AP19576369 « Increasing the strength and operational properties of austenitic chromium-nickel steel wire by thermomechanical treatment»

1) Volokitina Irina Evgenyevna – PhD, Professor of the Department of Metallurgy and Materials Science, project manager.

Scopus ID: 55902810800  

ResearcherID: G-4526-2018  

https://orcid.org/0000-0002-2190-5672

2) Volokitin Andrey Valeryevich – PhD, Associate Professor of the Department of Metal Forming, senior researcher.

Scopus ID: 56524247500  

ResearcherID: U-8580-2018

https://orcid.org/0000-0002-0886-3578

3) Panin Evgeny Alexandrovich – PhD, Professor of the Department “Metalworking by pressure”, senior researcher.

Scopus ID: 55903153300  

ResearcherID: B-7581-2015 

https://orcid.org/0000-0001-6830-0630

4) Fedorova Tatyana Dmitrievna – Master’s degree, researcher.

Scopus ID: 57222628232.

5) Lavrinyuk Dmitry Nikolaevich – master of the thermal department of LPC-2 of Karmet JSC, junior researcher.

Scopus ID: 57223636463

6) Zhumanazarova Gulnura Mustafayevna -doctoral student in the specialty “Materials Science”, junior researcher.

The results of scientific research will be published at least in 3 (three) articles and (or) reviews in peer-reviewed scientific journals indexed in the Science Citation Index Expanded database Web of Science and (or) having the CiteScore percentile in the Scopus database at least 35 (thirty-five). In addition, 1 (one) article will be published in a peer-reviewed foreign or domestic publication recommended by Committee for Quality Assurance in Education and Science (CQAES) of the Ministry of Education and Science of the Republic of Kazakhstan. Research results will be presented at International European conferences in Bulgaria, Poland or other international conferences abroad, as well as at international conferences in Russia, Belarus and Kazakhstan. Based on achieved results the application for useful model patent of the Republic of Kazakhstan will be applied.

The project results will be new, scientifically grounded knowledge about new developed innovative combined process of thermo-mechanical metastable austenitic stainless steels treatment, allowing to obtain long wire with ultrafine grain structure and increased level of mechanical and operational properties. Recommendations will be developed for implementation of stainless wire thermomechanical processing new method with improved performance properties. In case of further development and industry implementation of metastable austenitic stainless steel wire thermomechanical processing innovative combined technology within this project, it is possible to create innovative production and new jobs.

Obtained experimental project results about γ-α transformation in metastable austenitic stainless steels during drawing at cryogenic temperatures will allow to develop and supplement existing knowledge about the mechanism of polymorphic transformation in steels and can be used in lectures for the theory of heat treatment and phase transformations in metals. In addition, obtained data will be used in relevant direction and specialization bachelors, masters and PhD students training. Obtained research results will be used by Bachelors, Masters and PhD students in educational process and in their research towards obtaining materials with unique or increased level of physical-mechanical properties.

_Parts of the exercise_:
[a] Answer these from the steel wire project description:
(i) What minimum CiteScore percentile in Scopus is given for the journals?
(ii) Which department is Volokitin Andrey Valeryevich an Associate Professor of?
(iii) At what temperatures is the drawing carried out in which the γ-α transformation is studied?
[b] Pick up the steel wire project description after its final sentence and keep writing it.
The rows that come next aren't needed.

_Supplied information_:
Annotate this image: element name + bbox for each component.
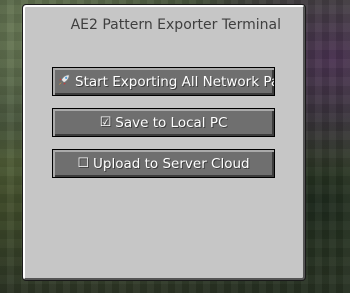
upload-cloud-toggle-button[interactable]: ☐ Upload to Server Cloud [52,149,275,178]
start-export-button[interactable]: Start Exporting All Network Patte [52,67,275,96]
start-export-label: Start Exporting All Network Patte [75,73,274,90]
panel-title: AE2 Pattern Exporter Terminal [70,17,281,33]
save-local-label: Save to Local PC [115,114,228,131]
checked-checkbox-icon: ☑ [99,115,112,130]
upload-cloud-label: Upload to Server Cloud [93,155,250,172]
exporter-terminal-panel: AE2 Pattern Exporter Terminal Start Expo… [23,5,305,280]
unchecked-checkbox-icon: ☐ [77,156,90,171]
rocket-icon [57,73,71,91]
save-local-toggle-button[interactable]: ☑ Save to Local PC [52,108,275,137]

_Expected responses_:
[a]
(i) 35 (thirty-five)
(ii) The Department of Metal Forming
(iii) Cryogenic temperatures

[b]
1) An analytical review of scientific, technical and patent literature on methods and technologies for producing wire with increased operational and mechanical characteristics has been conducted. Based on this review, a new thermomechanical treatment of stainless wire has been developed. The fundamental difference between our solution and the known technological solutions for obtaining long-length products from metastable austenitic steels in a continuous manner is cryogenic cooling immediately after the drawing process for the complete transition of the austenitic structure to martensite. Additional hardening will also be achieved using the post-deformation aging stage, which will reduce the number of softening thermal treatments during wire production and thereby reduce the cost of wire.

2) A theoretical study of the factors influencing the martensitic transformation has been carried out. Such factors as: chemical composition, initial grain size, deformation temperature, type of deformation and stress-strain state, deformation rate are investigated. As well as the effect of martensitic transformation on the mechanical properties of steel.

3) To implement the combined innovative thermomechanical processing of wire at the university’s drawing mill, a design of a reservoir chamber for cryogenic cooling of wire immediately after the drawing process has been developed. The wire forming process is the same as when deformed at room temperature. The pointed end of the wire is inserted into the fiber, after which it is passed through an empty tank chamber, in which cryogenic cooling is carried out. This tank chamber is installed in the mill line immediately behind the fiber holder. Then the end of the wire is fixed to the drum of the drawing mill and wound onto the drum. When the drawing mill reaches the working deformation rate, the tank chamber is filled with liquid nitrogen. The tank chamber is equipped with a recirculating nitrogen supply system.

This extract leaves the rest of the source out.